GIVEN TASK
Print out each entry below exactly, please.

DATA RECORDS
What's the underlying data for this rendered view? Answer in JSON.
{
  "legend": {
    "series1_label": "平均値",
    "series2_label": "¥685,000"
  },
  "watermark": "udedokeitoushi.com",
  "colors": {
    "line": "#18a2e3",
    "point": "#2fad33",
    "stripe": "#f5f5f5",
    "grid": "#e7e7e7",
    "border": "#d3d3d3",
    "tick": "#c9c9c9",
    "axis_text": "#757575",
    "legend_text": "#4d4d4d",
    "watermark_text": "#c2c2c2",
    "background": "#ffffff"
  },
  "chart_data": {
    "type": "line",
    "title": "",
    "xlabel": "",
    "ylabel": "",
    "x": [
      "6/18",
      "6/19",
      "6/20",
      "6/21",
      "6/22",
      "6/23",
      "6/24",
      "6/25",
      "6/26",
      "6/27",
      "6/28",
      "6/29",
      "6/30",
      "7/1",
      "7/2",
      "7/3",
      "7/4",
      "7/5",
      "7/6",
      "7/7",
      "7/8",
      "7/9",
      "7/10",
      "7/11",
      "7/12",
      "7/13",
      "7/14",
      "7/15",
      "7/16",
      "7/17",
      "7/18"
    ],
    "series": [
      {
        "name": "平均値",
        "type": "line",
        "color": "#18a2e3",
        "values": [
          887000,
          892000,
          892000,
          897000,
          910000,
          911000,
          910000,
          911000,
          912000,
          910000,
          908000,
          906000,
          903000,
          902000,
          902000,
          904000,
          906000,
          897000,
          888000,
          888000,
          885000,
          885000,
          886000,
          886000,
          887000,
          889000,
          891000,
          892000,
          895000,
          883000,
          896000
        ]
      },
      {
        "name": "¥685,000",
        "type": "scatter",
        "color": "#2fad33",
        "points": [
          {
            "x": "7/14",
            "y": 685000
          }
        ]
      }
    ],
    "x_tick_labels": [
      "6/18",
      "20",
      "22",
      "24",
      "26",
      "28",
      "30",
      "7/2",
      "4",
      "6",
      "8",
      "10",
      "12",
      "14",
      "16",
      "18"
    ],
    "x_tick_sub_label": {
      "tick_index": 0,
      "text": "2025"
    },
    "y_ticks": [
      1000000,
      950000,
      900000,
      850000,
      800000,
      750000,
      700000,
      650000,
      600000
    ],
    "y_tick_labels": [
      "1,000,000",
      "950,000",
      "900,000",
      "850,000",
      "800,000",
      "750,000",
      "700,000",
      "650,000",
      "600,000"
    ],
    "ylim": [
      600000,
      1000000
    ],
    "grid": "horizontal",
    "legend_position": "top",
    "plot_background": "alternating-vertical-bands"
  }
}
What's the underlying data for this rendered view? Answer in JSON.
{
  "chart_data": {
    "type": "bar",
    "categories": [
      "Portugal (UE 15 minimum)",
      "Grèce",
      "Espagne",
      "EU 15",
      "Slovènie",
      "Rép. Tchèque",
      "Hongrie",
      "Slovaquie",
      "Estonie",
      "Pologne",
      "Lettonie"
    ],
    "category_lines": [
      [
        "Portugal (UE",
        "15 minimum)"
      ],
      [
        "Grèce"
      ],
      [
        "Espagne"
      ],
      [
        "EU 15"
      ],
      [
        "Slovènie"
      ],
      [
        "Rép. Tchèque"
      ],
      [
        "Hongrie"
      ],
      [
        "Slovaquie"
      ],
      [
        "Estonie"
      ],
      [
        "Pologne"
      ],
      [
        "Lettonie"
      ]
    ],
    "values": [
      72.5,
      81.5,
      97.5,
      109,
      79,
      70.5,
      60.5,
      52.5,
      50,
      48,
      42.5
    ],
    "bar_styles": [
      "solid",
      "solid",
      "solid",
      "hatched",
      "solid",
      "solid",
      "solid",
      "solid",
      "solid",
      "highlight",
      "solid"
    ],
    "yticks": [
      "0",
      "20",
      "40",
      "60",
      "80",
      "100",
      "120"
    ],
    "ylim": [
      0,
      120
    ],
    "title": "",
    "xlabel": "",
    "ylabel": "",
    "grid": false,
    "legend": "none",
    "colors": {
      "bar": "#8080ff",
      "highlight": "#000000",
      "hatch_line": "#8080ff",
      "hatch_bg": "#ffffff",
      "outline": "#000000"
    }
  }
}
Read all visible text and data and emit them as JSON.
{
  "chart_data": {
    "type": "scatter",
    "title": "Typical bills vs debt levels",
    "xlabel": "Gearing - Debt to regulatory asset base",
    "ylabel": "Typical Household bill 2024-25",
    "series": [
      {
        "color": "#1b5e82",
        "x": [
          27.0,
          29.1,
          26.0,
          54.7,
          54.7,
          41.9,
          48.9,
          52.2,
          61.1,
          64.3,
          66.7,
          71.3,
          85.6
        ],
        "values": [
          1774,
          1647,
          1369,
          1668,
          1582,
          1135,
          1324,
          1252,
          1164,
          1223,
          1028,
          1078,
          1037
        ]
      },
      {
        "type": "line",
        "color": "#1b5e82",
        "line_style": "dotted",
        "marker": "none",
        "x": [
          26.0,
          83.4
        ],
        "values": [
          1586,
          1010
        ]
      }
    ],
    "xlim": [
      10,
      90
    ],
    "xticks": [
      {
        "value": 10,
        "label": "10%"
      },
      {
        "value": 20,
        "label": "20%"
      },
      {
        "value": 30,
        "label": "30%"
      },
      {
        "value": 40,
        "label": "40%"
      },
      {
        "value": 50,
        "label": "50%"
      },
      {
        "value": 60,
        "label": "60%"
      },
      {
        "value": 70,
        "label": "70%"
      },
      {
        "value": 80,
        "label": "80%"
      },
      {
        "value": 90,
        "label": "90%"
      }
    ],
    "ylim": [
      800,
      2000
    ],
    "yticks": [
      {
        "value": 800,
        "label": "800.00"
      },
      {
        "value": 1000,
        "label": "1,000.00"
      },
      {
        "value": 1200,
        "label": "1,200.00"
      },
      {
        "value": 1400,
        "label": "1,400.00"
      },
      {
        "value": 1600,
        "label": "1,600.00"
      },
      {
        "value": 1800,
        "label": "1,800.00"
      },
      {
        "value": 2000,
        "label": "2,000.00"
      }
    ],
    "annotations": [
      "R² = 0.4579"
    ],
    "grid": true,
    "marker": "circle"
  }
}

FINAL RESULT
What's the underlying data for this rendered view? Answer in JSON.
{
  "legend": {
    "series1_label": "平均値",
    "series2_label": "¥685,000"
  },
  "watermark": "udedokeitoushi.com",
  "colors": {
    "line": "#18a2e3",
    "point": "#2fad33",
    "stripe": "#f5f5f5",
    "grid": "#e7e7e7",
    "border": "#d3d3d3",
    "tick": "#c9c9c9",
    "axis_text": "#757575",
    "legend_text": "#4d4d4d",
    "watermark_text": "#c2c2c2",
    "background": "#ffffff"
  },
  "chart_data": {
    "type": "line",
    "title": "",
    "xlabel": "",
    "ylabel": "",
    "x": [
      "6/18",
      "6/19",
      "6/20",
      "6/21",
      "6/22",
      "6/23",
      "6/24",
      "6/25",
      "6/26",
      "6/27",
      "6/28",
      "6/29",
      "6/30",
      "7/1",
      "7/2",
      "7/3",
      "7/4",
      "7/5",
      "7/6",
      "7/7",
      "7/8",
      "7/9",
      "7/10",
      "7/11",
      "7/12",
      "7/13",
      "7/14",
      "7/15",
      "7/16",
      "7/17",
      "7/18"
    ],
    "series": [
      {
        "name": "平均値",
        "type": "line",
        "color": "#18a2e3",
        "values": [
          887000,
          892000,
          892000,
          897000,
          910000,
          911000,
          910000,
          911000,
          912000,
          910000,
          908000,
          906000,
          903000,
          902000,
          902000,
          904000,
          906000,
          897000,
          888000,
          888000,
          885000,
          885000,
          886000,
          886000,
          887000,
          889000,
          891000,
          892000,
          895000,
          883000,
          896000
        ]
      },
      {
        "name": "¥685,000",
        "type": "scatter",
        "color": "#2fad33",
        "points": [
          {
            "x": "7/14",
            "y": 685000
          }
        ]
      }
    ],
    "x_tick_labels": [
      "6/18",
      "20",
      "22",
      "24",
      "26",
      "28",
      "30",
      "7/2",
      "4",
      "6",
      "8",
      "10",
      "12",
      "14",
      "16",
      "18"
    ],
    "x_tick_sub_label": {
      "tick_index": 0,
      "text": "2025"
    },
    "y_ticks": [
      1000000,
      950000,
      900000,
      850000,
      800000,
      750000,
      700000,
      650000,
      600000
    ],
    "y_tick_labels": [
      "1,000,000",
      "950,000",
      "900,000",
      "850,000",
      "800,000",
      "750,000",
      "700,000",
      "650,000",
      "600,000"
    ],
    "ylim": [
      600000,
      1000000
    ],
    "grid": "horizontal",
    "legend_position": "top",
    "plot_background": "alternating-vertical-bands"
  }
}
What's the underlying data for this rendered view? Answer in JSON.
{
  "chart_data": {
    "type": "bar",
    "categories": [
      "Portugal (UE 15 minimum)",
      "Grèce",
      "Espagne",
      "EU 15",
      "Slovènie",
      "Rép. Tchèque",
      "Hongrie",
      "Slovaquie",
      "Estonie",
      "Pologne",
      "Lettonie"
    ],
    "category_lines": [
      [
        "Portugal (UE",
        "15 minimum)"
      ],
      [
        "Grèce"
      ],
      [
        "Espagne"
      ],
      [
        "EU 15"
      ],
      [
        "Slovènie"
      ],
      [
        "Rép. Tchèque"
      ],
      [
        "Hongrie"
      ],
      [
        "Slovaquie"
      ],
      [
        "Estonie"
      ],
      [
        "Pologne"
      ],
      [
        "Lettonie"
      ]
    ],
    "values": [
      72.5,
      81.5,
      97.5,
      109,
      79,
      70.5,
      60.5,
      52.5,
      50,
      48,
      42.5
    ],
    "bar_styles": [
      "solid",
      "solid",
      "solid",
      "hatched",
      "solid",
      "solid",
      "solid",
      "solid",
      "solid",
      "highlight",
      "solid"
    ],
    "yticks": [
      "0",
      "20",
      "40",
      "60",
      "80",
      "100",
      "120"
    ],
    "ylim": [
      0,
      120
    ],
    "title": "",
    "xlabel": "",
    "ylabel": "",
    "grid": false,
    "legend": "none",
    "colors": {
      "bar": "#8080ff",
      "highlight": "#000000",
      "hatch_line": "#8080ff",
      "hatch_bg": "#ffffff",
      "outline": "#000000"
    }
  }
}
Read all visible text and data and emit them as JSON.
{
  "chart_data": {
    "type": "scatter",
    "title": "Typical bills vs debt levels",
    "xlabel": "Gearing - Debt to regulatory asset base",
    "ylabel": "Typical Household bill 2024-25",
    "series": [
      {
        "color": "#1b5e82",
        "x": [
          27.0,
          29.1,
          26.0,
          54.7,
          54.7,
          41.9,
          48.9,
          52.2,
          61.1,
          64.3,
          66.7,
          71.3,
          85.6
        ],
        "values": [
          1774,
          1647,
          1369,
          1668,
          1582,
          1135,
          1324,
          1252,
          1164,
          1223,
          1028,
          1078,
          1037
        ]
      },
      {
        "type": "line",
        "color": "#1b5e82",
        "line_style": "dotted",
        "marker": "none",
        "x": [
          26.0,
          83.4
        ],
        "values": [
          1586,
          1010
        ]
      }
    ],
    "xlim": [
      10,
      90
    ],
    "xticks": [
      {
        "value": 10,
        "label": "10%"
      },
      {
        "value": 20,
        "label": "20%"
      },
      {
        "value": 30,
        "label": "30%"
      },
      {
        "value": 40,
        "label": "40%"
      },
      {
        "value": 50,
        "label": "50%"
      },
      {
        "value": 60,
        "label": "60%"
      },
      {
        "value": 70,
        "label": "70%"
      },
      {
        "value": 80,
        "label": "80%"
      },
      {
        "value": 90,
        "label": "90%"
      }
    ],
    "ylim": [
      800,
      2000
    ],
    "yticks": [
      {
        "value": 800,
        "label": "800.00"
      },
      {
        "value": 1000,
        "label": "1,000.00"
      },
      {
        "value": 1200,
        "label": "1,200.00"
      },
      {
        "value": 1400,
        "label": "1,400.00"
      },
      {
        "value": 1600,
        "label": "1,600.00"
      },
      {
        "value": 1800,
        "label": "1,800.00"
      },
      {
        "value": 2000,
        "label": "2,000.00"
      }
    ],
    "annotations": [
      "R² = 0.4579"
    ],
    "grid": true,
    "marker": "circle"
  }
}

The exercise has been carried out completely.